Data excerpts:
** Begin **
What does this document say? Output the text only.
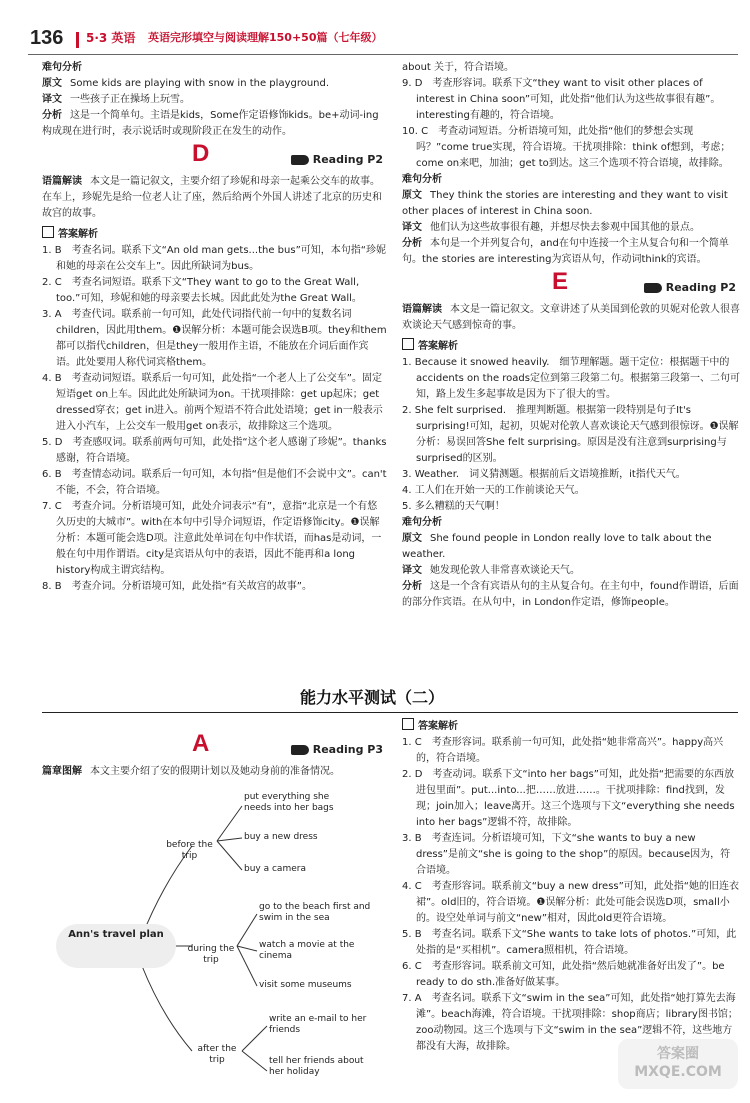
136 5·3 英语 英语完形填空与阅读理解150+50篇（七年级）

难句分析

原文 Some kids are playing with snow in the playground.

译文 一些孩子正在操场上玩雪。

分析 这是一个简单句。主语是kids，Some作定语修饰kids。be+动词-ing构成现在进行时，表示说话时或现阶段正在发生的动作。

D	Reading P2

语篇解读 本文是一篇记叙文，主要介绍了珍妮和母亲一起乘公交车的故事。在车上，珍妮先是给一位老人让了座，然后给两个外国人讲述了北京的历史和故宫的故事。

答案解析

1. B　考查名词。联系下文“An old man gets...the bus”可知，本句指“珍妮和她的母亲在公交车上”。因此所缺词为bus。

2. C　考查名词短语。联系下文“They want to go to the Great Wall, too.”可知，珍妮和她的母亲要去长城。因此此处为the Great Wall。

3. A　考查代词。联系前一句可知，此处代词指代前一句中的复数名词children，因此用them。❶误解分析：本题可能会误选B项。they和them都可以指代children，但是they一般用作主语，不能放在介词后面作宾语。此处要用人称代词宾格them。

4. B　考查动词短语。联系后一句可知，此处指“一个老人上了公交车”。固定短语get on上车。因此此处所缺词为on。干扰项排除：get up起床；get dressed穿衣；get in进入。前两个短语不符合此处语境；get in一般表示进入小汽车，上公交车一般用get on表示，故排除这三个选项。

5. D　考查感叹词。联系前两句可知，此处指“这个老人感谢了珍妮”。thanks感谢，符合语境。

6. B　考查情态动词。联系后一句可知，本句指“但是他们不会说中文”。can't不能，不会，符合语境。

7. C　考查介词。分析语境可知，此处介词表示“有”，意指“北京是一个有悠久历史的大城市”。with在本句中引导介词短语，作定语修饰city。❶误解分析：本题可能会选D项。注意此处单词在句中作状语，而has是动词，一般在句中用作谓语。city是宾语从句中的表语，因此不能再和a long history构成主谓宾结构。

8. B　考查介词。分析语境可知，此处指“有关故宫的故事”。

about 关于，符合语境。

9. D　考查形容词。联系下文“they want to visit other places of interest in China soon”可知，此处指“他们认为这些故事很有趣”。interesting有趣的，符合语境。

10. C　考查动词短语。分析语境可知，此处指“他们的梦想会实现吗？”come true实现，符合语境。干扰项排除：think of想到，考虑；come on来吧，加油；get to到达。这三个选项不符合语境，故排除。

难句分析

原文 They think the stories are interesting and they want to visit other places of interest in China soon.

译文 他们认为这些故事很有趣，并想尽快去参观中国其他的景点。

分析 本句是一个并列复合句，and在句中连接一个主从复合句和一个简单句。the stories are interesting为宾语从句，作动词think的宾语。

E	Reading P2

语篇解读 本文是一篇记叙文。文章讲述了从美国到伦敦的贝妮对伦敦人很喜欢谈论天气感到惊奇的事。

答案解析

1. Because it snowed heavily.　细节理解题。题干定位：根据题干中的accidents on the roads定位到第三段第二句。根据第三段第一、二句可知，路上发生多起事故是因为下了很大的雪。

2. She felt surprised.　推理判断题。根据第一段特别是句子It's surprising!可知，起初，贝妮对伦敦人喜欢谈论天气感到很惊讶。❶误解分析：易误回答She felt surprising。原因是没有注意到surprising与surprised的区别。

3. Weather.　词义猜测题。根据前后文语境推断，it指代天气。

4. 工人们在开始一天的工作前谈论天气。

5. 多么糟糕的天气啊！

难句分析

原文 She found people in London really love to talk about the weather.

译文 她发现伦敦人非常喜欢谈论天气。

分析 这是一个含有宾语从句的主从复合句。在主句中，found作谓语，后面的部分作宾语。在从句中，in London作定语，修饰people。

能力水平测试（二）
A	Reading P3

篇章图解 本文主要介绍了安的假期计划以及她动身前的准备情况。

Ann's travel plan
before the trip
during the trip
after the trip
put everything she needs into her bags
buy a new dress
buy a camera
go to the beach first and swim in the sea
watch a movie at the cinema
visit some museums
write an e-mail to her friends
tell her friends about her holiday

答案解析

1. C　考查形容词。联系前一句可知，此处指“她非常高兴”。happy高兴的，符合语境。

2. D　考查动词。联系下文“into her bags”可知，此处指“把需要的东西放进包里面”。put...into...把……放进……。干扰项排除：find找到，发现；join加入；leave离开。这三个选项与下文“everything she needs into her bags”逻辑不符，故排除。

3. B　考查连词。分析语境可知，下文“she wants to buy a new dress”是前文“she is going to the shop”的原因。because因为，符合语境。

4. C　考查形容词。联系前文“buy a new dress”可知，此处指“她的旧连衣裙”。old旧的，符合语境。❶误解分析：此处可能会误选D项，small小的。设空处单词与前文“new”相对，因此old更符合语境。

5. B　考查名词。联系下文“She wants to take lots of photos.”可知，此处指的是“买相机”。camera照相机，符合语境。

6. C　考查形容词。联系前文可知，此处指“然后她就准备好出发了”。be ready to do sth.准备好做某事。

7. A　考查名词。联系下文“swim in the sea”可知，此处指“她打算先去海滩”。beach海滩，符合语境。干扰项排除：shop商店；library图书馆；zoo动物园。这三个选项与下文“swim in the sea”逻辑不符，这些地方都没有大海，故排除。	答案圈 MXQE.COM
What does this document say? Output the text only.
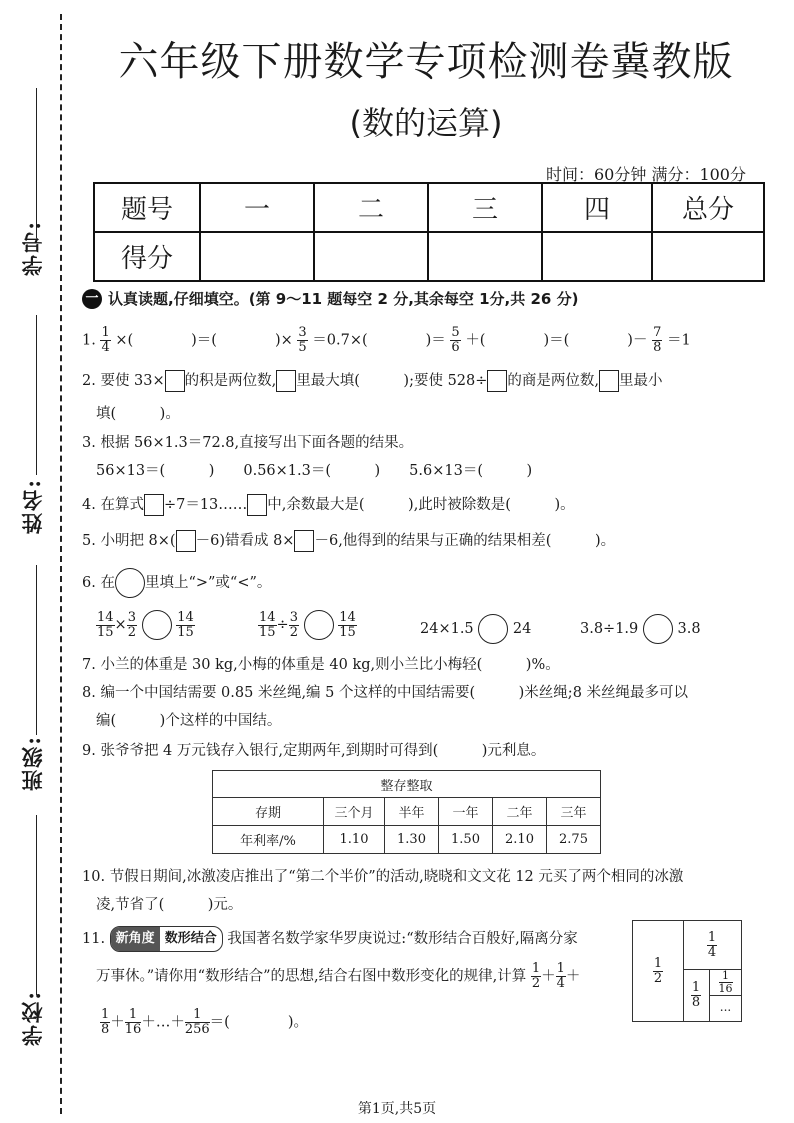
学号:
姓名:
班级:
学校:
六年级下册数学专项检测卷冀教版
(数的运算)
时间：60分钟 满分：100分
题号	一	二	三	四	总分
得分					
一 认真读题,仔细填空。(第 9～11 题每空 2 分,其余每空 1分,共 26 分)
1. $\frac{1}{4}$ ×(　　　　)＝(　　　　)× $\frac{3}{5} =0.7\times$(　　　　)＝ $\frac{5}{6}$ ＋(　　　　)＝(　　　　)－ $\frac{7}{8} =1$
2. 要使 33× 的积是两位数, 里最大填(　　　);要使 528÷ 的商是两位数, 里最小
填(　　　)。
3. 根据 56×1.3＝72.8,直接写出下面各题的结果。
56×13＝(　　　)　　0.56×1.3＝(　　　)　　5.6×13＝(　　　)
4. 在算式 ÷7＝13…… 中,余数最大是(　　　),此时被除数是(　　　)。
5. 小明把 8×( －6)错看成 8× －6,他得到的结果与正确的结果相差(　　　)。
6. 在 里填上“>”或“<”。
$\frac{14}{15} \times \frac{3}{2}$
	$\frac{14}{15}$	$\frac{14}{15} \div \frac{3}{2}$
	$\frac{14}{15}$	24×1.5	24	3.8÷1.9	3.8
7. 小兰的体重是 30 kg,小梅的体重是 40 kg,则小兰比小梅轻(　　　)%。
8. 编一个中国结需要 0.85 米丝绳,编 5 个这样的中国结需要(　　　)米丝绳;8 米丝绳最多可以
编(　　　)个这样的中国结。
9. 张爷爷把 4 万元钱存入银行,定期两年,到期时可得到(　　　)元利息。
整存整取					
存期	三个月	半年	一年	二年	三年
年利率/%	1.10	1.30	1.50	2.10	2.75
10. 节假日期间,冰激凌店推出了“第二个半价”的活动,晓晓和文文花 12 元买了两个相同的冰激
凌,节省了(　　　)元。
11. 新角度 数形结合 我国著名数学家华罗庚说过:“数形结合百般好,隔离分家
万事休。”请你用“数形结合”的思想,结合右图中数形变化的规律,计算 $\frac{1}{2} + \frac{1}{4}$ ＋
$\frac{1}{8} + \frac{1}{16}$ ＋…＋ $\frac{1}{256}$ ＝(　　　　)。
1
2
1
4
1
8
1
16
...
第1页,共5页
** End **
To do
Reproduce the entries above word for word. Pictures stay out.

Answer to this exercise
What does this document say? Output the text only.
136 5·3 英语 英语完形填空与阅读理解150+50篇（七年级）

难句分析

原文 Some kids are playing with snow in the playground.

译文 一些孩子正在操场上玩雪。

分析 这是一个简单句。主语是kids，Some作定语修饰kids。be+动词-ing构成现在进行时，表示说话时或现阶段正在发生的动作。

D	Reading P2

语篇解读 本文是一篇记叙文，主要介绍了珍妮和母亲一起乘公交车的故事。在车上，珍妮先是给一位老人让了座，然后给两个外国人讲述了北京的历史和故宫的故事。

答案解析

1. B　考查名词。联系下文“An old man gets...the bus”可知，本句指“珍妮和她的母亲在公交车上”。因此所缺词为bus。

2. C　考查名词短语。联系下文“They want to go to the Great Wall, too.”可知，珍妮和她的母亲要去长城。因此此处为the Great Wall。

3. A　考查代词。联系前一句可知，此处代词指代前一句中的复数名词children，因此用them。❶误解分析：本题可能会误选B项。they和them都可以指代children，但是they一般用作主语，不能放在介词后面作宾语。此处要用人称代词宾格them。

4. B　考查动词短语。联系后一句可知，此处指“一个老人上了公交车”。固定短语get on上车。因此此处所缺词为on。干扰项排除：get up起床；get dressed穿衣；get in进入。前两个短语不符合此处语境；get in一般表示进入小汽车，上公交车一般用get on表示，故排除这三个选项。

5. D　考查感叹词。联系前两句可知，此处指“这个老人感谢了珍妮”。thanks感谢，符合语境。

6. B　考查情态动词。联系后一句可知，本句指“但是他们不会说中文”。can't不能，不会，符合语境。

7. C　考查介词。分析语境可知，此处介词表示“有”，意指“北京是一个有悠久历史的大城市”。with在本句中引导介词短语，作定语修饰city。❶误解分析：本题可能会选D项。注意此处单词在句中作状语，而has是动词，一般在句中用作谓语。city是宾语从句中的表语，因此不能再和a long history构成主谓宾结构。

8. B　考查介词。分析语境可知，此处指“有关故宫的故事”。

about 关于，符合语境。

9. D　考查形容词。联系下文“they want to visit other places of interest in China soon”可知，此处指“他们认为这些故事很有趣”。interesting有趣的，符合语境。

10. C　考查动词短语。分析语境可知，此处指“他们的梦想会实现吗？”come true实现，符合语境。干扰项排除：think of想到，考虑；come on来吧，加油；get to到达。这三个选项不符合语境，故排除。

难句分析

原文 They think the stories are interesting and they want to visit other places of interest in China soon.

译文 他们认为这些故事很有趣，并想尽快去参观中国其他的景点。

分析 本句是一个并列复合句，and在句中连接一个主从复合句和一个简单句。the stories are interesting为宾语从句，作动词think的宾语。

E	Reading P2

语篇解读 本文是一篇记叙文。文章讲述了从美国到伦敦的贝妮对伦敦人很喜欢谈论天气感到惊奇的事。

答案解析

1. Because it snowed heavily.　细节理解题。题干定位：根据题干中的accidents on the roads定位到第三段第二句。根据第三段第一、二句可知，路上发生多起事故是因为下了很大的雪。

2. She felt surprised.　推理判断题。根据第一段特别是句子It's surprising!可知，起初，贝妮对伦敦人喜欢谈论天气感到很惊讶。❶误解分析：易误回答She felt surprising。原因是没有注意到surprising与surprised的区别。

3. Weather.　词义猜测题。根据前后文语境推断，it指代天气。

4. 工人们在开始一天的工作前谈论天气。

5. 多么糟糕的天气啊！

难句分析

原文 She found people in London really love to talk about the weather.

译文 她发现伦敦人非常喜欢谈论天气。

分析 这是一个含有宾语从句的主从复合句。在主句中，found作谓语，后面的部分作宾语。在从句中，in London作定语，修饰people。

能力水平测试（二）
A	Reading P3

篇章图解 本文主要介绍了安的假期计划以及她动身前的准备情况。

Ann's travel plan
before the trip
during the trip
after the trip
put everything she needs into her bags
buy a new dress
buy a camera
go to the beach first and swim in the sea
watch a movie at the cinema
visit some museums
write an e-mail to her friends
tell her friends about her holiday

答案解析

1. C　考查形容词。联系前一句可知，此处指“她非常高兴”。happy高兴的，符合语境。

2. D　考查动词。联系下文“into her bags”可知，此处指“把需要的东西放进包里面”。put...into...把……放进……。干扰项排除：find找到，发现；join加入；leave离开。这三个选项与下文“everything she needs into her bags”逻辑不符，故排除。

3. B　考查连词。分析语境可知，下文“she wants to buy a new dress”是前文“she is going to the shop”的原因。because因为，符合语境。

4. C　考查形容词。联系前文“buy a new dress”可知，此处指“她的旧连衣裙”。old旧的，符合语境。❶误解分析：此处可能会误选D项，small小的。设空处单词与前文“new”相对，因此old更符合语境。

5. B　考查名词。联系下文“She wants to take lots of photos.”可知，此处指的是“买相机”。camera照相机，符合语境。

6. C　考查形容词。联系前文可知，此处指“然后她就准备好出发了”。be ready to do sth.准备好做某事。

7. A　考查名词。联系下文“swim in the sea”可知，此处指“她打算先去海滩”。beach海滩，符合语境。干扰项排除：shop商店；library图书馆；zoo动物园。这三个选项与下文“swim in the sea”逻辑不符，这些地方都没有大海，故排除。	答案圈 MXQE.COM
What does this document say? Output the text only.
学号:
姓名:
班级:
学校:
六年级下册数学专项检测卷冀教版
(数的运算)
时间：60分钟 满分：100分
题号	一	二	三	四	总分
得分					
一 认真读题,仔细填空。(第 9～11 题每空 2 分,其余每空 1分,共 26 分)
1. $\frac{1}{4}$ ×(　　　　)＝(　　　　)× $\frac{3}{5} =0.7\times$(　　　　)＝ $\frac{5}{6}$ ＋(　　　　)＝(　　　　)－ $\frac{7}{8} =1$
2. 要使 33× 的积是两位数, 里最大填(　　　);要使 528÷ 的商是两位数, 里最小
填(　　　)。
3. 根据 56×1.3＝72.8,直接写出下面各题的结果。
56×13＝(　　　)　　0.56×1.3＝(　　　)　　5.6×13＝(　　　)
4. 在算式 ÷7＝13…… 中,余数最大是(　　　),此时被除数是(　　　)。
5. 小明把 8×( －6)错看成 8× －6,他得到的结果与正确的结果相差(　　　)。
6. 在 里填上“>”或“<”。
$\frac{14}{15} \times \frac{3}{2}$
	$\frac{14}{15}$	$\frac{14}{15} \div \frac{3}{2}$
	$\frac{14}{15}$	24×1.5	24	3.8÷1.9	3.8
7. 小兰的体重是 30 kg,小梅的体重是 40 kg,则小兰比小梅轻(　　　)%。
8. 编一个中国结需要 0.85 米丝绳,编 5 个这样的中国结需要(　　　)米丝绳;8 米丝绳最多可以
编(　　　)个这样的中国结。
9. 张爷爷把 4 万元钱存入银行,定期两年,到期时可得到(　　　)元利息。
整存整取					
存期	三个月	半年	一年	二年	三年
年利率/%	1.10	1.30	1.50	2.10	2.75
10. 节假日期间,冰激凌店推出了“第二个半价”的活动,晓晓和文文花 12 元买了两个相同的冰激
凌,节省了(　　　)元。
11. 新角度 数形结合 我国著名数学家华罗庚说过:“数形结合百般好,隔离分家
万事休。”请你用“数形结合”的思想,结合右图中数形变化的规律,计算 $\frac{1}{2} + \frac{1}{4}$ ＋
$\frac{1}{8} + \frac{1}{16}$ ＋…＋ $\frac{1}{256}$ ＝(　　　　)。
1
2
1
4
1
8
1
16
...
第1页,共5页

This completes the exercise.